Check each line of the listing for the string "alpha", then state how many lines have it. Only the number is wanted.
** Start SUPPLIED MATERIAL **
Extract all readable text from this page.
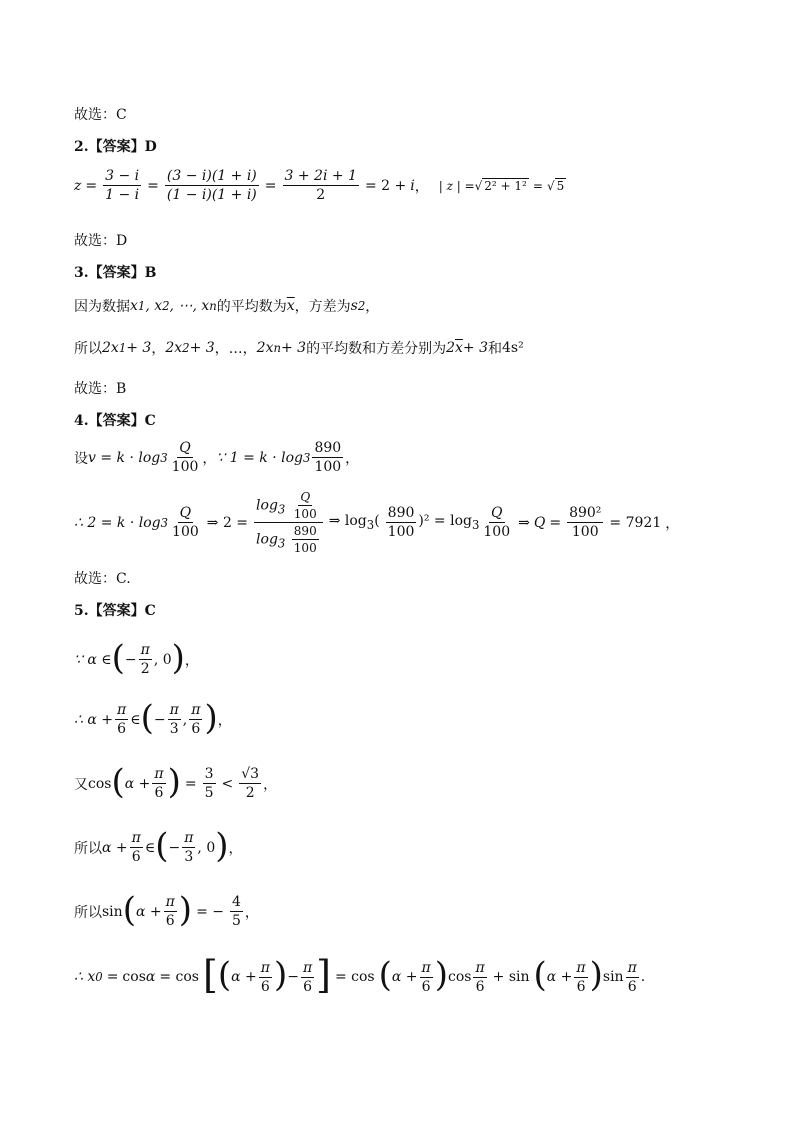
故选：C
2.【答案】D
$z = \frac{3 - i}{1 - i} = \frac{(3 - i)(1 + i)}{(1 - i)(1 + i)} = \frac{3 + 2i + 1}{2} = 2 + i$ ， | z | = √ 2² + 1² = √ 5
故选：D
3.【答案】B
因为数据 x 1 , x 2 , ⋯, x n 的平均数为 $\overline{x}$ ，方差为 s 2 ，
所以 2x 1 + 3 ， 2x 2 + 3 ，…， 2x n + 3 的平均数和方差分别为 2 $\overline{x} + 3$ 和 4s²
故选：B
4.【答案】C
设 $v = k \cdot \log 3 \frac{Q}{100}$ ， ∵ $1 = k \cdot \log 3 \frac{890}{100}$ ，
∴ $2 = k \cdot \log 3 \frac{Q}{100}$ ⇒ $2 = \frac{\log_3 \frac{Q}{100}}{\log_3 \frac{890}{100}}$ ⇒ $\log_3( \frac{890}{100} )^2 = \log_3 \frac{Q}{100}$ ⇒ $Q = \frac{\text{890²}}{100} = 7921$ ，
故选：C.
5.【答案】C
∵ α ∈ ( − $\frac{\pi}{2}$ , 0 ) ，
∴ $\alpha + \frac{\pi}{6}$ ∈ ( − $\frac{\pi}{3}$ , $\frac{\pi}{6}$ ) ，
又 cos ( $\alpha + \frac{\pi}{6}$ ) = $\frac{3}{5} < \frac{√3}{2}$ ，
所以 $\alpha + \frac{\pi}{6}$ ∈ ( − $\frac{\pi}{3}$ , 0 ) ，
所以 sin ( $\alpha + \frac{\pi}{6}$ ) = − $\frac{4}{5}$ ，
∴ x 0 = cos α = cos [ ( $\alpha + \frac{\pi}{6}$ ) − $\frac{\pi}{6}$ ] = cos ( $\alpha + \frac{\pi}{6}$ ) $\cos \frac{\pi}{6} + \sin$ ( $\alpha + \frac{\pi}{6}$ ) $\sin \frac{\pi}{6}$ .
** End SUPPLIED MATERIAL **
▶ [SOLUTION TO THE EXERCISE]:
5